──────── SUPPLIED MATERIAL

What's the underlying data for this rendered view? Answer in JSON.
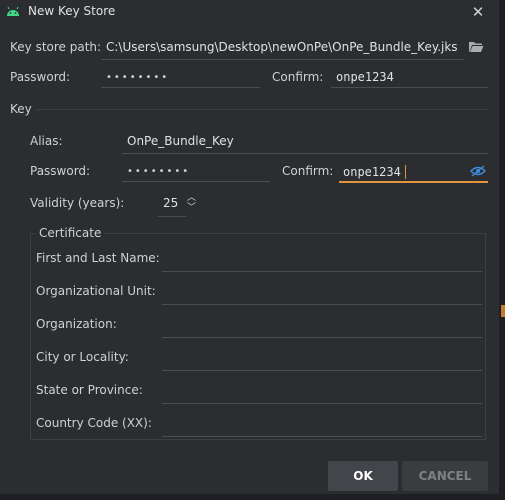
{
  "window": {
    "title": "New Key Store"
  },
  "keystore": {
    "path_label": "Key store path:",
    "path_value": "C:\\Users\\samsung\\Desktop\\newOnPe\\OnPe_Bundle_Key.jks",
    "password_label": "Password:",
    "password_mask": "••••••••",
    "confirm_label": "Confirm:",
    "confirm_value": "onpe1234"
  },
  "key": {
    "section_label": "Key",
    "alias_label": "Alias:",
    "alias_value": "OnPe_Bundle_Key",
    "password_label": "Password:",
    "password_mask": "••••••••",
    "confirm_label": "Confirm:",
    "confirm_value": "onpe1234",
    "validity_label": "Validity (years):",
    "validity_value": "25"
  },
  "certificate": {
    "legend": "Certificate",
    "fields": [
      {
        "label": "First and Last Name:",
        "value": ""
      },
      {
        "label": "Organizational Unit:",
        "value": ""
      },
      {
        "label": "Organization:",
        "value": ""
      },
      {
        "label": "City or Locality:",
        "value": ""
      },
      {
        "label": "State or Province:",
        "value": ""
      },
      {
        "label": "Country Code (XX):",
        "value": ""
      }
    ]
  },
  "buttons": {
    "ok": "OK",
    "cancel": "CANCEL"
  }
}
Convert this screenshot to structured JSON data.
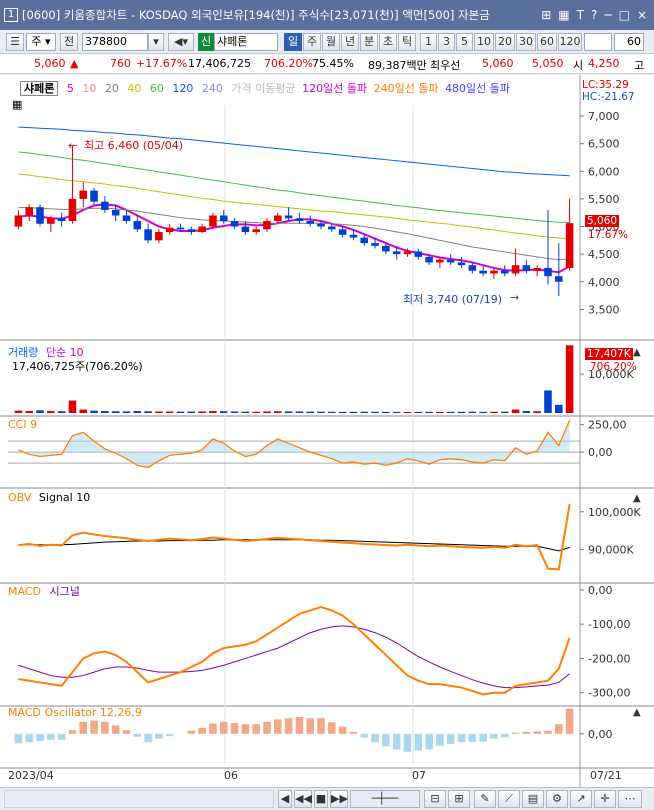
{
  "window": {
    "number": "1",
    "title": "[0600] 키움종합차트 - KOSDAQ 외국인보유[194(천)] 주식수[23,071(천)] 액면[500] 자본금",
    "controls": [
      "⊞",
      "▦",
      "T",
      "?",
      "─",
      "□",
      "×"
    ]
  },
  "toolbar": {
    "period_label": "주",
    "type_label": "전",
    "code": "378800",
    "sin_badge": "신",
    "stock_name": "샤페론",
    "intervals": [
      "일",
      "주",
      "월",
      "년",
      "분",
      "초",
      "틱"
    ],
    "selected_interval": "일",
    "minutes": [
      "1",
      "3",
      "5",
      "10",
      "20",
      "30",
      "60",
      "120"
    ],
    "count": "60"
  },
  "quote": {
    "price": "5,060",
    "arrow": "▲",
    "change": "760",
    "change_pct": "+17.67%",
    "volume": "17,406,725",
    "volume_pct": "706.20%",
    "ratio": "75.45%",
    "amount": "89,387백만",
    "best_label": "최우선",
    "ask": "5,060",
    "bid": "5,050",
    "open_label": "시",
    "open": "4,250",
    "high_label": "고"
  },
  "legend": {
    "stock": "샤페론",
    "ma": [
      "5",
      "10",
      "20",
      "40",
      "60",
      "120",
      "240"
    ],
    "ma_colors": [
      "#d000d0",
      "#ff8080",
      "#808080",
      "#c0c000",
      "#40c040",
      "#0060ff",
      "#8080ff"
    ],
    "price_ma": "가격 이동평균",
    "break120": "120일선 돌파",
    "break240": "240일선 돌파",
    "break480": "480일선 돌파",
    "lc": "LC:35.29",
    "hc": "HC:-21.67"
  },
  "annotations": {
    "high": "최고 6,460 (05/04)",
    "low": "최저 3,740 (07/19)",
    "last_price": "5,060",
    "last_pct": "17.67%",
    "vol_tag": "17,407K",
    "vol_pct": "706.20%"
  },
  "volume_panel": {
    "title": "거래량",
    "sub": "단순 10",
    "value": "17,406,725주(706.20%)"
  },
  "cci_panel": {
    "title": "CCI 9"
  },
  "obv_panel": {
    "title": "OBV",
    "sub": "Signal 10"
  },
  "macd_panel": {
    "title": "MACD",
    "sub": "시그널"
  },
  "osc_panel": {
    "title": "MACD Oscillator 12,26,9"
  },
  "xaxis": [
    "2023/04",
    "06",
    "07",
    "07/21"
  ],
  "chart_data": [
    {
      "type": "candlestick",
      "title": "샤페론",
      "y_ticks": [
        "7,000",
        "6,500",
        "6,000",
        "5,500",
        "5,000",
        "4,500",
        "4,000",
        "3,500"
      ],
      "ylim": [
        3000,
        7200
      ],
      "ohlc": [
        [
          5000,
          5300,
          4950,
          5200
        ],
        [
          5200,
          5400,
          5100,
          5350
        ],
        [
          5350,
          5400,
          5000,
          5050
        ],
        [
          5050,
          5200,
          4900,
          5150
        ],
        [
          5150,
          5250,
          5000,
          5100
        ],
        [
          5100,
          6460,
          5050,
          5500
        ],
        [
          5500,
          5800,
          5350,
          5650
        ],
        [
          5650,
          5700,
          5400,
          5450
        ],
        [
          5450,
          5550,
          5250,
          5300
        ],
        [
          5300,
          5400,
          5100,
          5200
        ],
        [
          5200,
          5300,
          5050,
          5100
        ],
        [
          5100,
          5200,
          4900,
          4950
        ],
        [
          4950,
          5050,
          4700,
          4750
        ],
        [
          4750,
          4950,
          4700,
          4900
        ],
        [
          4900,
          5050,
          4850,
          4980
        ],
        [
          4980,
          5050,
          4900,
          4950
        ],
        [
          4950,
          5000,
          4850,
          4900
        ],
        [
          4900,
          5050,
          4880,
          5000
        ],
        [
          5000,
          5250,
          4950,
          5200
        ],
        [
          5200,
          5300,
          5050,
          5100
        ],
        [
          5100,
          5150,
          4950,
          5000
        ],
        [
          5000,
          5100,
          4850,
          4900
        ],
        [
          4900,
          5000,
          4850,
          4950
        ],
        [
          4950,
          5150,
          4900,
          5100
        ],
        [
          5100,
          5250,
          5050,
          5200
        ],
        [
          5200,
          5350,
          5100,
          5150
        ],
        [
          5150,
          5250,
          5050,
          5100
        ],
        [
          5100,
          5200,
          5000,
          5050
        ],
        [
          5050,
          5100,
          4950,
          5000
        ],
        [
          5000,
          5050,
          4900,
          4950
        ],
        [
          4950,
          5000,
          4800,
          4850
        ],
        [
          4850,
          4950,
          4750,
          4800
        ],
        [
          4800,
          4850,
          4650,
          4700
        ],
        [
          4700,
          4800,
          4600,
          4650
        ],
        [
          4650,
          4700,
          4500,
          4550
        ],
        [
          4550,
          4650,
          4400,
          4500
        ],
        [
          4500,
          4600,
          4450,
          4550
        ],
        [
          4550,
          4600,
          4400,
          4450
        ],
        [
          4450,
          4500,
          4300,
          4350
        ],
        [
          4350,
          4450,
          4250,
          4400
        ],
        [
          4400,
          4500,
          4300,
          4350
        ],
        [
          4350,
          4450,
          4250,
          4300
        ],
        [
          4300,
          4350,
          4150,
          4200
        ],
        [
          4200,
          4300,
          4100,
          4150
        ],
        [
          4150,
          4250,
          4050,
          4200
        ],
        [
          4200,
          4300,
          4100,
          4150
        ],
        [
          4150,
          4600,
          4100,
          4300
        ],
        [
          4300,
          4400,
          4150,
          4200
        ],
        [
          4200,
          4300,
          4100,
          4250
        ],
        [
          4250,
          5300,
          3950,
          4100
        ],
        [
          4100,
          4700,
          3740,
          4000
        ],
        [
          4250,
          5500,
          4200,
          5060
        ]
      ],
      "ma_series": [
        {
          "name": "5",
          "color": "#d000d0",
          "values": [
            5180,
            5200,
            5180,
            5150,
            5140,
            5200,
            5300,
            5380,
            5400,
            5380,
            5300,
            5200,
            5100,
            5000,
            4950,
            4920,
            4920,
            4930,
            4980,
            5010,
            5040,
            5040,
            5020,
            5030,
            5060,
            5100,
            5130,
            5130,
            5100,
            5050,
            5000,
            4940,
            4860,
            4780,
            4700,
            4620,
            4560,
            4520,
            4480,
            4440,
            4410,
            4390,
            4350,
            4300,
            4250,
            4210,
            4200,
            4210,
            4220,
            4200,
            4170,
            4280
          ]
        },
        {
          "name": "20",
          "color": "#808080",
          "values": [
            5350,
            5340,
            5330,
            5320,
            5310,
            5310,
            5320,
            5330,
            5330,
            5320,
            5300,
            5280,
            5250,
            5220,
            5190,
            5160,
            5140,
            5120,
            5110,
            5100,
            5090,
            5080,
            5070,
            5060,
            5060,
            5060,
            5060,
            5060,
            5060,
            5050,
            5040,
            5020,
            5000,
            4970,
            4940,
            4900,
            4870,
            4830,
            4790,
            4750,
            4710,
            4670,
            4630,
            4600,
            4570,
            4540,
            4510,
            4480,
            4450,
            4420,
            4400,
            4410
          ]
        },
        {
          "name": "40",
          "color": "#c0c000",
          "values": [
            5950,
            5930,
            5900,
            5880,
            5850,
            5830,
            5810,
            5790,
            5770,
            5740,
            5720,
            5690,
            5660,
            5630,
            5600,
            5570,
            5540,
            5510,
            5490,
            5460,
            5440,
            5420,
            5400,
            5380,
            5360,
            5340,
            5320,
            5300,
            5280,
            5270,
            5250,
            5230,
            5210,
            5190,
            5170,
            5150,
            5120,
            5100,
            5080,
            5060,
            5040,
            5010,
            4990,
            4960,
            4940,
            4910,
            4880,
            4860,
            4830,
            4810,
            4790,
            4780
          ]
        },
        {
          "name": "60",
          "color": "#40c040",
          "values": [
            6350,
            6330,
            6300,
            6280,
            6250,
            6220,
            6200,
            6170,
            6140,
            6110,
            6080,
            6050,
            6020,
            5990,
            5960,
            5930,
            5900,
            5870,
            5840,
            5810,
            5780,
            5750,
            5720,
            5690,
            5660,
            5640,
            5610,
            5580,
            5560,
            5530,
            5510,
            5480,
            5460,
            5430,
            5410,
            5380,
            5360,
            5340,
            5310,
            5290,
            5270,
            5250,
            5230,
            5210,
            5190,
            5170,
            5150,
            5130,
            5110,
            5090,
            5080,
            5070
          ]
        },
        {
          "name": "120",
          "color": "#0060ff",
          "values": [
            6800,
            6790,
            6780,
            6770,
            6760,
            6740,
            6730,
            6720,
            6700,
            6690,
            6670,
            6660,
            6640,
            6620,
            6600,
            6590,
            6570,
            6550,
            6530,
            6510,
            6490,
            6470,
            6450,
            6430,
            6410,
            6390,
            6370,
            6350,
            6330,
            6310,
            6290,
            6270,
            6250,
            6230,
            6210,
            6190,
            6170,
            6150,
            6130,
            6110,
            6090,
            6070,
            6050,
            6030,
            6010,
            5990,
            5980,
            5960,
            5950,
            5940,
            5930,
            5920
          ]
        }
      ]
    },
    {
      "type": "bar",
      "title": "거래량",
      "y_ticks": [
        "10,000K"
      ],
      "ylim": [
        0,
        18000
      ],
      "values": [
        600,
        500,
        700,
        500,
        450,
        3200,
        900,
        600,
        500,
        450,
        400,
        500,
        450,
        400,
        380,
        350,
        380,
        400,
        500,
        450,
        380,
        350,
        330,
        400,
        450,
        420,
        380,
        350,
        330,
        320,
        300,
        310,
        330,
        310,
        300,
        290,
        280,
        300,
        310,
        290,
        300,
        310,
        330,
        300,
        320,
        340,
        900,
        500,
        450,
        5800,
        2100,
        17407
      ]
    },
    {
      "type": "line",
      "title": "CCI 9",
      "y_ticks": [
        "250,00",
        "0,00"
      ],
      "ylim": [
        -300,
        320
      ],
      "series": [
        {
          "name": "CCI 9",
          "values": [
            20,
            -20,
            -40,
            -30,
            -20,
            150,
            180,
            100,
            30,
            -10,
            -60,
            -120,
            -140,
            -80,
            -30,
            -20,
            -10,
            20,
            120,
            80,
            10,
            -40,
            -20,
            60,
            120,
            80,
            40,
            0,
            -30,
            -60,
            -100,
            -90,
            -110,
            -100,
            -120,
            -100,
            -60,
            -80,
            -110,
            -70,
            -60,
            -70,
            -90,
            -100,
            -70,
            -80,
            40,
            -20,
            10,
            180,
            60,
            290
          ]
        }
      ]
    },
    {
      "type": "line",
      "title": "OBV",
      "y_ticks": [
        "100,000K",
        "90,000K"
      ],
      "ylim": [
        82000,
        106000
      ],
      "series": [
        {
          "name": "OBV",
          "values": [
            91200,
            91500,
            91000,
            91300,
            91100,
            93800,
            94500,
            94000,
            93600,
            93300,
            93000,
            92600,
            92300,
            92600,
            92900,
            92700,
            92500,
            92800,
            93200,
            92900,
            92600,
            92300,
            92500,
            92800,
            93100,
            92900,
            92700,
            92500,
            92300,
            92100,
            91900,
            91700,
            91500,
            91400,
            91200,
            91100,
            91300,
            91100,
            90900,
            91100,
            90900,
            90700,
            90600,
            90500,
            90700,
            90500,
            91300,
            90900,
            91200,
            85000,
            84800,
            102000
          ]
        },
        {
          "name": "Signal 10",
          "values": [
            91300,
            91300,
            91300,
            91300,
            91300,
            91400,
            91600,
            91800,
            92000,
            92100,
            92200,
            92300,
            92300,
            92300,
            92400,
            92400,
            92400,
            92500,
            92500,
            92600,
            92600,
            92600,
            92600,
            92600,
            92600,
            92600,
            92600,
            92600,
            92500,
            92500,
            92400,
            92300,
            92200,
            92100,
            92000,
            91900,
            91800,
            91700,
            91600,
            91500,
            91400,
            91300,
            91200,
            91100,
            91000,
            90900,
            90900,
            90900,
            90900,
            90300,
            89700,
            90600
          ]
        }
      ]
    },
    {
      "type": "line",
      "title": "MACD",
      "y_ticks": [
        "0,00",
        "-100,00",
        "-200,00",
        "-300,00"
      ],
      "ylim": [
        -330,
        20
      ],
      "series": [
        {
          "name": "MACD",
          "values": [
            -260,
            -265,
            -270,
            -275,
            -280,
            -240,
            -200,
            -185,
            -180,
            -190,
            -210,
            -240,
            -270,
            -260,
            -250,
            -240,
            -225,
            -210,
            -185,
            -170,
            -165,
            -160,
            -150,
            -130,
            -110,
            -90,
            -70,
            -60,
            -50,
            -60,
            -75,
            -100,
            -130,
            -160,
            -190,
            -220,
            -250,
            -265,
            -275,
            -275,
            -280,
            -285,
            -295,
            -305,
            -300,
            -300,
            -280,
            -275,
            -270,
            -265,
            -230,
            -140
          ]
        },
        {
          "name": "시그널",
          "values": [
            -220,
            -230,
            -240,
            -250,
            -255,
            -255,
            -250,
            -240,
            -230,
            -225,
            -225,
            -228,
            -235,
            -240,
            -240,
            -240,
            -238,
            -235,
            -228,
            -220,
            -210,
            -200,
            -190,
            -180,
            -170,
            -155,
            -140,
            -125,
            -115,
            -108,
            -105,
            -108,
            -115,
            -125,
            -138,
            -155,
            -175,
            -195,
            -210,
            -225,
            -238,
            -250,
            -262,
            -272,
            -280,
            -285,
            -285,
            -283,
            -280,
            -278,
            -270,
            -245
          ]
        }
      ]
    },
    {
      "type": "bar",
      "title": "MACD Oscillator 12,26,9",
      "y_ticks": [
        "0,00"
      ],
      "ylim": [
        -130,
        120
      ],
      "values": [
        -40,
        -35,
        -30,
        -25,
        -25,
        15,
        50,
        55,
        50,
        35,
        15,
        -12,
        -35,
        -20,
        -10,
        0,
        13,
        25,
        43,
        50,
        45,
        40,
        40,
        50,
        60,
        65,
        70,
        65,
        65,
        48,
        30,
        8,
        -15,
        -35,
        -52,
        -65,
        -75,
        -70,
        -65,
        -50,
        -42,
        -35,
        -33,
        -33,
        -20,
        -15,
        5,
        8,
        10,
        13,
        40,
        105
      ]
    }
  ]
}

────────────────

▸ WHAT YOU NEED TO DO: Scan the lines above for "JSON", then copy every one that has it.

▸ TASK ANSWER:
What's the underlying data for this rendered view? Answer in JSON.
Convert this screenshot to structured JSON data.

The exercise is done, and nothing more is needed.